SOURCE RECORDS:

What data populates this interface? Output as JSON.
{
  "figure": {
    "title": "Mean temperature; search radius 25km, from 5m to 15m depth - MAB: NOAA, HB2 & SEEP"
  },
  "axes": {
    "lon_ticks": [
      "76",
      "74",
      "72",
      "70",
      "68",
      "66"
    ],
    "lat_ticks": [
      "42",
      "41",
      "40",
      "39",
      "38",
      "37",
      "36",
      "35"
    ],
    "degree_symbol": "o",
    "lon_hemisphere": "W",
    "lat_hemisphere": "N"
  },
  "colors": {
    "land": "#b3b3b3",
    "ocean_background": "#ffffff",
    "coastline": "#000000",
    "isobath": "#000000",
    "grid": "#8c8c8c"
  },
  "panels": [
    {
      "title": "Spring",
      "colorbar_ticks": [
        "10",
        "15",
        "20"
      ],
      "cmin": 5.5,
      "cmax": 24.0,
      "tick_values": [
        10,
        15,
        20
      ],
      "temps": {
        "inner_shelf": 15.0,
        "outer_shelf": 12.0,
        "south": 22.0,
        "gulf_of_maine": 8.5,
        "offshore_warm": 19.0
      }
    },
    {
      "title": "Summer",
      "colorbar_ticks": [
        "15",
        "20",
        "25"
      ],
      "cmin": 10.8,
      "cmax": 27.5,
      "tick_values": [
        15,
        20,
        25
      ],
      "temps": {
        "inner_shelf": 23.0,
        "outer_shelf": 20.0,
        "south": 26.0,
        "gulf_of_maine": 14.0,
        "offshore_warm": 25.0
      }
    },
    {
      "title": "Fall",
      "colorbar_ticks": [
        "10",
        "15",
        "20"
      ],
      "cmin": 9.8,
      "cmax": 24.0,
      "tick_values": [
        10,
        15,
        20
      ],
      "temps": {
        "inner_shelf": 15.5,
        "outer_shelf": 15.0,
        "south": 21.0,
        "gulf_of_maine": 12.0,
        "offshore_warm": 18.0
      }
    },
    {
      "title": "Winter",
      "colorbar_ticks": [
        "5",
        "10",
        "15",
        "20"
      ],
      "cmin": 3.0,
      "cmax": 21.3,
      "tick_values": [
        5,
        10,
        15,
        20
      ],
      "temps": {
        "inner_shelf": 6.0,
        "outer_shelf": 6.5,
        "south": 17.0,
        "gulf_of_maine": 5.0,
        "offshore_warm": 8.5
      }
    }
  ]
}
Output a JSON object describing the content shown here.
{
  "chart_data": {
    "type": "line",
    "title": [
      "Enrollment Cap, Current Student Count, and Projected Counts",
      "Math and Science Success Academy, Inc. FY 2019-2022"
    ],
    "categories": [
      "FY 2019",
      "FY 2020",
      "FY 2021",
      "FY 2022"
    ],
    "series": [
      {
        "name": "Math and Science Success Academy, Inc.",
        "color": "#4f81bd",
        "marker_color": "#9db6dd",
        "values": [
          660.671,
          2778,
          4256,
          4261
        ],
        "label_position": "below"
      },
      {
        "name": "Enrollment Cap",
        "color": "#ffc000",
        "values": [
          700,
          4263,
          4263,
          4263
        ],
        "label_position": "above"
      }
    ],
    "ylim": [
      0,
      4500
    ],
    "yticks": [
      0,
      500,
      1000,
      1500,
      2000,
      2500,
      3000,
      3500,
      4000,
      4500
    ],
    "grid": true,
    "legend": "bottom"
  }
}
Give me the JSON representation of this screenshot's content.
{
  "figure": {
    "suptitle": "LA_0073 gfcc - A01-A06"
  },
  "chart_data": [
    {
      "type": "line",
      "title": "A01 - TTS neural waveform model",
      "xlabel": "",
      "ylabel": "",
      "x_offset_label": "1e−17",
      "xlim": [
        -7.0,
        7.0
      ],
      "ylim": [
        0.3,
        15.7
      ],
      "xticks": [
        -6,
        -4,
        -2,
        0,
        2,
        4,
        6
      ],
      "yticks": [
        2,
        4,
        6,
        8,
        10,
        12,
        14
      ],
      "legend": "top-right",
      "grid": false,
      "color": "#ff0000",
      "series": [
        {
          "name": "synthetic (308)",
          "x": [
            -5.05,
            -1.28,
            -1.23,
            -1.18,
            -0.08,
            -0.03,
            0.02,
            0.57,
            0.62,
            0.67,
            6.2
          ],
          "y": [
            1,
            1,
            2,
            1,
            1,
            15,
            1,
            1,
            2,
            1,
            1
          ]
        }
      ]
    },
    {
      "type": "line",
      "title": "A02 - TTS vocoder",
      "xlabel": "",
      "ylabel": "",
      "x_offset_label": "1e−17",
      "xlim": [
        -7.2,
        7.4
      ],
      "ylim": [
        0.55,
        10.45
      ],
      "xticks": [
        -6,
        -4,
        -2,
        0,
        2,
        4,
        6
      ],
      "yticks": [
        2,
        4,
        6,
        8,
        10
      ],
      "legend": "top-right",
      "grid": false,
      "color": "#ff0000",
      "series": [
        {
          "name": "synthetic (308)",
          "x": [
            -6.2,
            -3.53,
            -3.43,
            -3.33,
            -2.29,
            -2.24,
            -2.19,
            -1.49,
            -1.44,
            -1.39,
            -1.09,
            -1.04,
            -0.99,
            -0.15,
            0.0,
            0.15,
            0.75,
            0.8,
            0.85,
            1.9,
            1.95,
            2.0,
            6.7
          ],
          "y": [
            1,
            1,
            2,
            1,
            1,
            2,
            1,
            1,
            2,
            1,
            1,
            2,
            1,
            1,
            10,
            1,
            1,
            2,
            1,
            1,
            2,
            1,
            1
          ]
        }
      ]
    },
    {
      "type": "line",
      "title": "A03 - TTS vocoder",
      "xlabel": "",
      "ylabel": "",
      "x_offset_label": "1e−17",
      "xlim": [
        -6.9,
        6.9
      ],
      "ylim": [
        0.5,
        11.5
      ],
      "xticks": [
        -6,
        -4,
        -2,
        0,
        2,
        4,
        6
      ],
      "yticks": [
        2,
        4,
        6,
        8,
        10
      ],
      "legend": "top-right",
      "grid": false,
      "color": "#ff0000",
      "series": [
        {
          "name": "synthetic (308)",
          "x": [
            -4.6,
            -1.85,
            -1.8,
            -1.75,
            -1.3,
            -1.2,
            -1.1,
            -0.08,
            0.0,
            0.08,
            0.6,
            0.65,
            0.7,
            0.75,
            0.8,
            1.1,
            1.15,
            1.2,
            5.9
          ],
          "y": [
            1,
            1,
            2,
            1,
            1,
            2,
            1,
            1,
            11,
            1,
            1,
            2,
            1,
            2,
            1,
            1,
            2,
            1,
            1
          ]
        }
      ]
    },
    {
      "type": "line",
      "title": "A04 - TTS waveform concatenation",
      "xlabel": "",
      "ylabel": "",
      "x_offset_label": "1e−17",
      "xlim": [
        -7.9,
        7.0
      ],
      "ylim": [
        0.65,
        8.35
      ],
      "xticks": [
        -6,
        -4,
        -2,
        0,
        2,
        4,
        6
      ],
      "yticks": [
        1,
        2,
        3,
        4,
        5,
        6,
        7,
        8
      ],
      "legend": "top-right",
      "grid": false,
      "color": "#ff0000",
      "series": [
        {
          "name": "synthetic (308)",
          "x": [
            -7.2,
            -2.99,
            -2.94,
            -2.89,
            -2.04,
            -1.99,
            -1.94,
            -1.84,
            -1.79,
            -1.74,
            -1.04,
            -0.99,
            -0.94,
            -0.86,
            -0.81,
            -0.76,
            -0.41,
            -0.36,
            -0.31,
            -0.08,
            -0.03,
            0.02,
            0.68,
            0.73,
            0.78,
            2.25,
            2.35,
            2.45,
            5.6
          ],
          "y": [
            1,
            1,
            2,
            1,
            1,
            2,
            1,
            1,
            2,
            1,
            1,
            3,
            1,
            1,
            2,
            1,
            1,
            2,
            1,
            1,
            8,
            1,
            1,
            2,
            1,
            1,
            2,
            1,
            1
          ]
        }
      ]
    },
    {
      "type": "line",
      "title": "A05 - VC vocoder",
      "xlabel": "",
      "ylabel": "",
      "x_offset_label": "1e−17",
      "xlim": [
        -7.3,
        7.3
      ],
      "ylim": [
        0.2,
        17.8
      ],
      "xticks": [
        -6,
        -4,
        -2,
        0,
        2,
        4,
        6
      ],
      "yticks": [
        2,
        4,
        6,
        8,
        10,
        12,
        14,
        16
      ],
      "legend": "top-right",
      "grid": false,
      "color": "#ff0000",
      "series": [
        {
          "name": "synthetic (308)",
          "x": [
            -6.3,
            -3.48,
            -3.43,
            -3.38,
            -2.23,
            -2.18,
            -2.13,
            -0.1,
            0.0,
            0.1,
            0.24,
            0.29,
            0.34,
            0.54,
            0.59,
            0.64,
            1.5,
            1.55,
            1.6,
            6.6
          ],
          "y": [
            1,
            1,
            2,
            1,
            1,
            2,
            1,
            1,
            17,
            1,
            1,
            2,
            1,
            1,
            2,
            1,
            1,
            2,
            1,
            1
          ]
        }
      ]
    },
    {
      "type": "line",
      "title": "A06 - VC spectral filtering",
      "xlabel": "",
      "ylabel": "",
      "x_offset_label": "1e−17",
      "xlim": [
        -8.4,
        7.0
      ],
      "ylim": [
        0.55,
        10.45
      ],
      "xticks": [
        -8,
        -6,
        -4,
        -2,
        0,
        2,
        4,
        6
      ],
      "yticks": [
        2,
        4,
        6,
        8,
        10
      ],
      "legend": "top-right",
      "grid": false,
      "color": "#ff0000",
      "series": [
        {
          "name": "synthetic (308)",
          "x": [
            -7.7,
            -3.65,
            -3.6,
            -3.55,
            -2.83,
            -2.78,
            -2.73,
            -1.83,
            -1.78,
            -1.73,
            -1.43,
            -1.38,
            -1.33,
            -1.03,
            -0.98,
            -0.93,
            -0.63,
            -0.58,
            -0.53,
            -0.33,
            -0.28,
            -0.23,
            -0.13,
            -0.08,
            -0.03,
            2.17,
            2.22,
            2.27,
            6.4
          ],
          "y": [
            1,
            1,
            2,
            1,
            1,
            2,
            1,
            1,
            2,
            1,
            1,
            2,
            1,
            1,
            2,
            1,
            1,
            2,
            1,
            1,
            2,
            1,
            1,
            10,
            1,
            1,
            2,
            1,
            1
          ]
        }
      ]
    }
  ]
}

GIVEN EXERCISE: Take every line from the data above that holds "content" and copy it out.

THE RESULT:
Output a JSON object describing the content shown here.
Give me the JSON representation of this screenshot's content.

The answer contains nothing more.